## Source extract
______________________________
Creating and continually reinforcing a team identity

Committing to work with others to achieve a common goal encourages people to overcome problems they may encounter along the way. The following tips can help clarify your team’s purpose and encourage team members to support one another as you work together to achieve it:
  • Clarify team vision and working relationships. As soon as you have a team, work with the team members to develop a project mission that members can understand and support. Give people an opportunity to become familiar with each other’s work style.
  • Define team procedures. Encourage your team to develop its own work procedures instead of allowing people to use the approaches of their respective functional groups.
  • Clearly define each team member’s roles and responsibilities on the project tasks he’ll be performing. You also should include any authority that team members can use in the performance of their assigned tasks.
  • Clarify each person’s authority. Team members may have to represent their functional areas when making project decisions. Clarify each team member’s level of independent authority to make such decisions and determine who outside the team can make any decisions that are beyond the purview of the team member.
  • Be aware of and attend to your team’s functioning. Help people establish comfortable and productive interpersonal relationships. Continue to support these relationships throughout your project.
  • Reinforce the overall project goals and the dependence of team members on one another. As the project manager, you must continually remind team members of the overarching project goals and focus their attention on how they influence and affect each other’s work.
______________________________
## Exercise instructions
Please transcribe the text above on building a team identity, word for word and in full.
______________________________
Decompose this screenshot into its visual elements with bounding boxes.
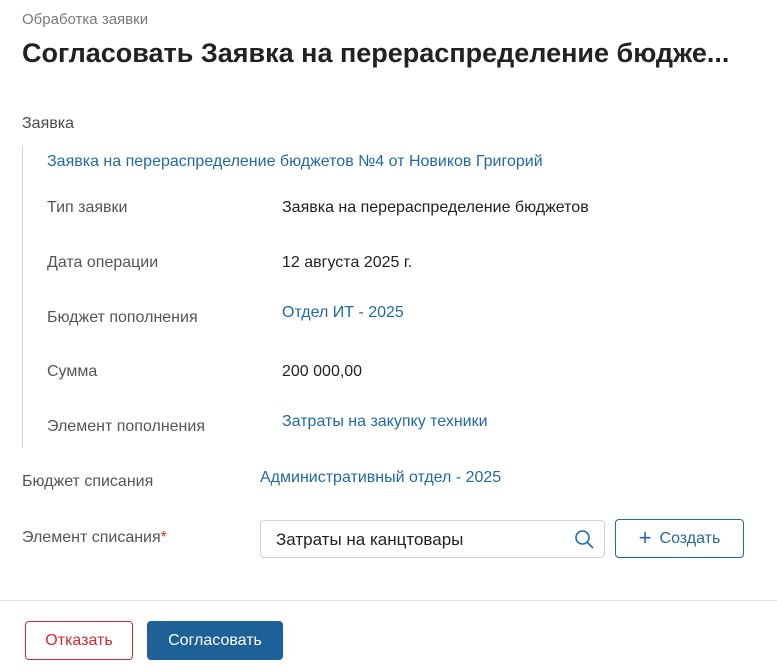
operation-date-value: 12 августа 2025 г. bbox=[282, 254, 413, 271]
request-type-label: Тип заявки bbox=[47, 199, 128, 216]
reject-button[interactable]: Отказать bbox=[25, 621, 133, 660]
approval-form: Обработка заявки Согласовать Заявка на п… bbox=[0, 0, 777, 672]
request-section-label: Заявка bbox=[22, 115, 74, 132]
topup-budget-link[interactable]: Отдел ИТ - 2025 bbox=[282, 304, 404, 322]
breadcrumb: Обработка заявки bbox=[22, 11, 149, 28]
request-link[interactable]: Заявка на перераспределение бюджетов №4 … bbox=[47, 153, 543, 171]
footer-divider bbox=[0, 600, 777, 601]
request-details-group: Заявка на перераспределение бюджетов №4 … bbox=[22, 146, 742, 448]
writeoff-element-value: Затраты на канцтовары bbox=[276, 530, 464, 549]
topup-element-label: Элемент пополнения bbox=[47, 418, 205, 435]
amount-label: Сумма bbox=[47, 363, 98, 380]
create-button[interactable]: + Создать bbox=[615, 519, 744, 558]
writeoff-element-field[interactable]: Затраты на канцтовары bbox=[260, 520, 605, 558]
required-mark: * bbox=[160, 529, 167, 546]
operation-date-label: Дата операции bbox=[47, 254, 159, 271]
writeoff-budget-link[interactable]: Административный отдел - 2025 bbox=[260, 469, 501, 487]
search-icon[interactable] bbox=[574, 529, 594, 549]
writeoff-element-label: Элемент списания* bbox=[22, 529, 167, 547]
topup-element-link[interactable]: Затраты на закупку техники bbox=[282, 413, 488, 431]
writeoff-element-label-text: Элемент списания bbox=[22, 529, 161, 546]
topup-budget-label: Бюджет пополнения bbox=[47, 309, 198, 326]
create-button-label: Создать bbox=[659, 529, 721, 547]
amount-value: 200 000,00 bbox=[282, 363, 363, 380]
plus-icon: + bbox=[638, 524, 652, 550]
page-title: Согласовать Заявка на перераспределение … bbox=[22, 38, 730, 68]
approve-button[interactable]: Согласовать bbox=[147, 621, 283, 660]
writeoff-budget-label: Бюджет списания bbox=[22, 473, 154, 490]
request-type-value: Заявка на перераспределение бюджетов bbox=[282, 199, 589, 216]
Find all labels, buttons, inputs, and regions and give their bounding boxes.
______________________________
## Answer below
Creating and continually reinforcing a team identity

Committing to work with others to achieve a common goal encourages people to overcome problems they may encounter along the way. The following tips can help clarify your team’s purpose and encourage team members to support one another as you work together to achieve it:
  • Clarify team vision and working relationships. As soon as you have a team, work with the team members to develop a project mission that members can understand and support. Give people an opportunity to become familiar with each other’s work style.
  • Define team procedures. Encourage your team to develop its own work procedures instead of allowing people to use the approaches of their respective functional groups.
  • Clearly define each team member’s roles and responsibilities on the project tasks he’ll be performing. You also should include any authority that team members can use in the performance of their assigned tasks.
  • Clarify each person’s authority. Team members may have to represent their functional areas when making project decisions. Clarify each team member’s level of independent authority to make such decisions and determine who outside the team can make any decisions that are beyond the purview of the team member.
  • Be aware of and attend to your team’s functioning. Help people establish comfortable and productive interpersonal relationships. Continue to support these relationships throughout your project.
  • Reinforce the overall project goals and the dependence of team members on one another. As the project manager, you must continually remind team members of the overarching project goals and focus their attention on how they influence and affect each other’s work.